--- BEGIN ---

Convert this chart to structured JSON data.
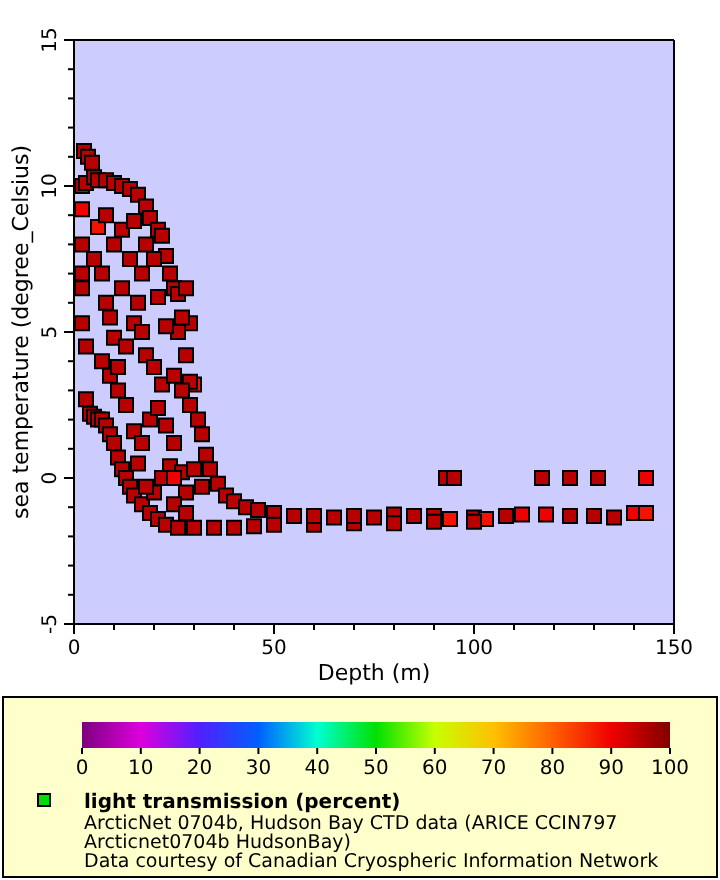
{
  "chart_data": {
    "type": "scatter",
    "xlabel": "Depth (m)",
    "ylabel": "sea temperature (degree_Celsius)",
    "clabel": "light transmission (percent)",
    "marker": "square",
    "grid": false,
    "xlim": [
      0,
      150
    ],
    "ylim": [
      -5,
      15
    ],
    "xticks": [
      0,
      {
        "value": 10,
        "label": null
      },
      {
        "value": 20,
        "label": null
      },
      {
        "value": 30,
        "label": null
      },
      {
        "value": 40,
        "label": null
      },
      50,
      {
        "value": 60,
        "label": null
      },
      {
        "value": 70,
        "label": null
      },
      {
        "value": 80,
        "label": null
      },
      {
        "value": 90,
        "label": null
      },
      100,
      {
        "value": 110,
        "label": null
      },
      {
        "value": 120,
        "label": null
      },
      {
        "value": 130,
        "label": null
      },
      {
        "value": 140,
        "label": null
      },
      150
    ],
    "yticks": [
      -5,
      {
        "value": -4,
        "label": null
      },
      {
        "value": -3,
        "label": null
      },
      {
        "value": -2,
        "label": null
      },
      {
        "value": -1,
        "label": null
      },
      0,
      {
        "value": 1,
        "label": null
      },
      {
        "value": 2,
        "label": null
      },
      {
        "value": 3,
        "label": null
      },
      {
        "value": 4,
        "label": null
      },
      5,
      {
        "value": 6,
        "label": null
      },
      {
        "value": 7,
        "label": null
      },
      {
        "value": 8,
        "label": null
      },
      {
        "value": 9,
        "label": null
      },
      10,
      {
        "value": 11,
        "label": null
      },
      {
        "value": 12,
        "label": null
      },
      {
        "value": 13,
        "label": null
      },
      {
        "value": 14,
        "label": null
      },
      15
    ],
    "clim": [
      0,
      100
    ],
    "cticks": [
      0,
      10,
      20,
      30,
      40,
      50,
      60,
      70,
      80,
      90,
      100
    ],
    "annotations": [
      "ArcticNet 0704b, Hudson Bay CTD data (ARICE CCIN797",
      "Arcticnet0704b HudsonBay)",
      "Data courtesy of Canadian Cryospheric Information Network"
    ],
    "series": [
      {
        "x": [
          2.5,
          3.5,
          4.5,
          2,
          3,
          5,
          6,
          8,
          10,
          12,
          14,
          16,
          18,
          19,
          21,
          22,
          23,
          24,
          25,
          26,
          28,
          29,
          27,
          28,
          26,
          30,
          29,
          31,
          32,
          33,
          34,
          36,
          38,
          40,
          43,
          46,
          50,
          2,
          2,
          2,
          2,
          2,
          3,
          3,
          4,
          5,
          6,
          7,
          8,
          9,
          10,
          11,
          12,
          13,
          14,
          15,
          17,
          19,
          21,
          23,
          26,
          30,
          35,
          40,
          45,
          50,
          60,
          70,
          6,
          5,
          7,
          8,
          9,
          10,
          7,
          9,
          11,
          13,
          15,
          12,
          14,
          16,
          17,
          18,
          20,
          22,
          19,
          21,
          23,
          25,
          24,
          22,
          20,
          18,
          16,
          15,
          17,
          27,
          28,
          30,
          32,
          25,
          28,
          13,
          11,
          10,
          8,
          12,
          15,
          18,
          20,
          17,
          21,
          23,
          25,
          27,
          29,
          25,
          55,
          60,
          65,
          70,
          75,
          80,
          85,
          90,
          94,
          100,
          103,
          108,
          112,
          118,
          124,
          130,
          135,
          140,
          143,
          80,
          90,
          100,
          93,
          95,
          117,
          124,
          131,
          143
        ],
        "values": [
          11.2,
          11.0,
          10.8,
          10.0,
          10.1,
          10.3,
          10.2,
          10.2,
          10.1,
          10.0,
          9.9,
          9.7,
          9.3,
          8.9,
          8.5,
          8.3,
          7.6,
          7.0,
          6.5,
          6.3,
          6.5,
          5.3,
          5.5,
          4.2,
          5.0,
          3.2,
          3.3,
          2.0,
          1.5,
          0.8,
          0.3,
          -0.2,
          -0.6,
          -0.8,
          -1.0,
          -1.1,
          -1.2,
          9.2,
          8.0,
          7.0,
          6.5,
          5.3,
          4.5,
          2.7,
          2.2,
          2.1,
          2.0,
          2.0,
          1.8,
          1.5,
          1.2,
          0.7,
          0.3,
          0.0,
          -0.3,
          -0.6,
          -0.9,
          -1.2,
          -1.4,
          -1.6,
          -1.7,
          -1.7,
          -1.7,
          -1.7,
          -1.65,
          -1.6,
          -1.6,
          -1.55,
          8.6,
          7.5,
          7.0,
          6.0,
          5.5,
          4.8,
          4.0,
          3.5,
          3.8,
          4.5,
          5.3,
          6.5,
          7.5,
          6.0,
          5.0,
          4.2,
          3.8,
          3.2,
          2.0,
          2.4,
          1.8,
          1.2,
          0.4,
          0.0,
          -0.5,
          -0.3,
          0.5,
          1.6,
          1.2,
          0.2,
          -0.5,
          0.3,
          -0.3,
          -0.9,
          -1.2,
          2.5,
          3.0,
          8.0,
          9.0,
          8.5,
          8.8,
          8.0,
          7.5,
          7.0,
          6.2,
          5.2,
          3.5,
          3.0,
          2.5,
          0.0,
          -1.3,
          -1.3,
          -1.35,
          -1.3,
          -1.35,
          -1.25,
          -1.3,
          -1.3,
          -1.4,
          -1.35,
          -1.4,
          -1.3,
          -1.25,
          -1.25,
          -1.3,
          -1.3,
          -1.35,
          -1.2,
          -1.2,
          -1.55,
          -1.5,
          -1.5,
          0,
          0,
          0,
          0,
          0,
          0
        ],
        "cvalues": [
          95,
          95,
          95,
          95,
          95,
          95,
          95,
          95,
          95,
          95,
          95,
          95,
          95,
          95,
          95,
          95,
          95,
          95,
          95,
          95,
          95,
          95,
          95,
          95,
          95,
          88,
          95,
          95,
          95,
          95,
          95,
          95,
          95,
          95,
          95,
          95,
          95,
          90,
          95,
          95,
          95,
          95,
          95,
          95,
          95,
          95,
          95,
          95,
          95,
          95,
          95,
          95,
          95,
          95,
          95,
          95,
          95,
          95,
          95,
          95,
          95,
          95,
          95,
          95,
          95,
          95,
          95,
          95,
          88,
          95,
          95,
          95,
          95,
          95,
          95,
          95,
          95,
          95,
          95,
          95,
          95,
          95,
          95,
          95,
          95,
          95,
          95,
          95,
          95,
          95,
          95,
          95,
          95,
          95,
          95,
          95,
          95,
          95,
          95,
          95,
          95,
          95,
          95,
          95,
          95,
          95,
          95,
          95,
          95,
          95,
          95,
          95,
          95,
          95,
          95,
          95,
          95,
          90,
          95,
          95,
          95,
          95,
          95,
          95,
          95,
          95,
          88,
          95,
          88,
          95,
          90,
          90,
          95,
          95,
          95,
          90,
          88,
          95,
          95,
          95,
          95,
          95,
          95,
          95,
          95,
          90
        ]
      }
    ]
  }
}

--- END ---

*DESCRIPTION OF THE TASK*: Will you restate every entry word for word and omit the images?

*WRITTEN SOLUTION*:
Convert this chart to structured JSON data.
{
  "chart_data": {
    "type": "scatter",
    "xlabel": "Depth (m)",
    "ylabel": "sea temperature (degree_Celsius)",
    "clabel": "light transmission (percent)",
    "marker": "square",
    "grid": false,
    "xlim": [
      0,
      150
    ],
    "ylim": [
      -5,
      15
    ],
    "xticks": [
      0,
      {
        "value": 10,
        "label": null
      },
      {
        "value": 20,
        "label": null
      },
      {
        "value": 30,
        "label": null
      },
      {
        "value": 40,
        "label": null
      },
      50,
      {
        "value": 60,
        "label": null
      },
      {
        "value": 70,
        "label": null
      },
      {
        "value": 80,
        "label": null
      },
      {
        "value": 90,
        "label": null
      },
      100,
      {
        "value": 110,
        "label": null
      },
      {
        "value": 120,
        "label": null
      },
      {
        "value": 130,
        "label": null
      },
      {
        "value": 140,
        "label": null
      },
      150
    ],
    "yticks": [
      -5,
      {
        "value": -4,
        "label": null
      },
      {
        "value": -3,
        "label": null
      },
      {
        "value": -2,
        "label": null
      },
      {
        "value": -1,
        "label": null
      },
      0,
      {
        "value": 1,
        "label": null
      },
      {
        "value": 2,
        "label": null
      },
      {
        "value": 3,
        "label": null
      },
      {
        "value": 4,
        "label": null
      },
      5,
      {
        "value": 6,
        "label": null
      },
      {
        "value": 7,
        "label": null
      },
      {
        "value": 8,
        "label": null
      },
      {
        "value": 9,
        "label": null
      },
      10,
      {
        "value": 11,
        "label": null
      },
      {
        "value": 12,
        "label": null
      },
      {
        "value": 13,
        "label": null
      },
      {
        "value": 14,
        "label": null
      },
      15
    ],
    "clim": [
      0,
      100
    ],
    "cticks": [
      0,
      10,
      20,
      30,
      40,
      50,
      60,
      70,
      80,
      90,
      100
    ],
    "annotations": [
      "ArcticNet 0704b, Hudson Bay CTD data (ARICE CCIN797",
      "Arcticnet0704b HudsonBay)",
      "Data courtesy of Canadian Cryospheric Information Network"
    ],
    "series": [
      {
        "x": [
          2.5,
          3.5,
          4.5,
          2,
          3,
          5,
          6,
          8,
          10,
          12,
          14,
          16,
          18,
          19,
          21,
          22,
          23,
          24,
          25,
          26,
          28,
          29,
          27,
          28,
          26,
          30,
          29,
          31,
          32,
          33,
          34,
          36,
          38,
          40,
          43,
          46,
          50,
          2,
          2,
          2,
          2,
          2,
          3,
          3,
          4,
          5,
          6,
          7,
          8,
          9,
          10,
          11,
          12,
          13,
          14,
          15,
          17,
          19,
          21,
          23,
          26,
          30,
          35,
          40,
          45,
          50,
          60,
          70,
          6,
          5,
          7,
          8,
          9,
          10,
          7,
          9,
          11,
          13,
          15,
          12,
          14,
          16,
          17,
          18,
          20,
          22,
          19,
          21,
          23,
          25,
          24,
          22,
          20,
          18,
          16,
          15,
          17,
          27,
          28,
          30,
          32,
          25,
          28,
          13,
          11,
          10,
          8,
          12,
          15,
          18,
          20,
          17,
          21,
          23,
          25,
          27,
          29,
          25,
          55,
          60,
          65,
          70,
          75,
          80,
          85,
          90,
          94,
          100,
          103,
          108,
          112,
          118,
          124,
          130,
          135,
          140,
          143,
          80,
          90,
          100,
          93,
          95,
          117,
          124,
          131,
          143
        ],
        "values": [
          11.2,
          11.0,
          10.8,
          10.0,
          10.1,
          10.3,
          10.2,
          10.2,
          10.1,
          10.0,
          9.9,
          9.7,
          9.3,
          8.9,
          8.5,
          8.3,
          7.6,
          7.0,
          6.5,
          6.3,
          6.5,
          5.3,
          5.5,
          4.2,
          5.0,
          3.2,
          3.3,
          2.0,
          1.5,
          0.8,
          0.3,
          -0.2,
          -0.6,
          -0.8,
          -1.0,
          -1.1,
          -1.2,
          9.2,
          8.0,
          7.0,
          6.5,
          5.3,
          4.5,
          2.7,
          2.2,
          2.1,
          2.0,
          2.0,
          1.8,
          1.5,
          1.2,
          0.7,
          0.3,
          0.0,
          -0.3,
          -0.6,
          -0.9,
          -1.2,
          -1.4,
          -1.6,
          -1.7,
          -1.7,
          -1.7,
          -1.7,
          -1.65,
          -1.6,
          -1.6,
          -1.55,
          8.6,
          7.5,
          7.0,
          6.0,
          5.5,
          4.8,
          4.0,
          3.5,
          3.8,
          4.5,
          5.3,
          6.5,
          7.5,
          6.0,
          5.0,
          4.2,
          3.8,
          3.2,
          2.0,
          2.4,
          1.8,
          1.2,
          0.4,
          0.0,
          -0.5,
          -0.3,
          0.5,
          1.6,
          1.2,
          0.2,
          -0.5,
          0.3,
          -0.3,
          -0.9,
          -1.2,
          2.5,
          3.0,
          8.0,
          9.0,
          8.5,
          8.8,
          8.0,
          7.5,
          7.0,
          6.2,
          5.2,
          3.5,
          3.0,
          2.5,
          0.0,
          -1.3,
          -1.3,
          -1.35,
          -1.3,
          -1.35,
          -1.25,
          -1.3,
          -1.3,
          -1.4,
          -1.35,
          -1.4,
          -1.3,
          -1.25,
          -1.25,
          -1.3,
          -1.3,
          -1.35,
          -1.2,
          -1.2,
          -1.55,
          -1.5,
          -1.5,
          0,
          0,
          0,
          0,
          0,
          0
        ],
        "cvalues": [
          95,
          95,
          95,
          95,
          95,
          95,
          95,
          95,
          95,
          95,
          95,
          95,
          95,
          95,
          95,
          95,
          95,
          95,
          95,
          95,
          95,
          95,
          95,
          95,
          95,
          88,
          95,
          95,
          95,
          95,
          95,
          95,
          95,
          95,
          95,
          95,
          95,
          90,
          95,
          95,
          95,
          95,
          95,
          95,
          95,
          95,
          95,
          95,
          95,
          95,
          95,
          95,
          95,
          95,
          95,
          95,
          95,
          95,
          95,
          95,
          95,
          95,
          95,
          95,
          95,
          95,
          95,
          95,
          88,
          95,
          95,
          95,
          95,
          95,
          95,
          95,
          95,
          95,
          95,
          95,
          95,
          95,
          95,
          95,
          95,
          95,
          95,
          95,
          95,
          95,
          95,
          95,
          95,
          95,
          95,
          95,
          95,
          95,
          95,
          95,
          95,
          95,
          95,
          95,
          95,
          95,
          95,
          95,
          95,
          95,
          95,
          95,
          95,
          95,
          95,
          95,
          95,
          90,
          95,
          95,
          95,
          95,
          95,
          95,
          95,
          95,
          88,
          95,
          88,
          95,
          90,
          90,
          95,
          95,
          95,
          90,
          88,
          95,
          95,
          95,
          95,
          95,
          95,
          95,
          95,
          90
        ]
      }
    ]
  }
}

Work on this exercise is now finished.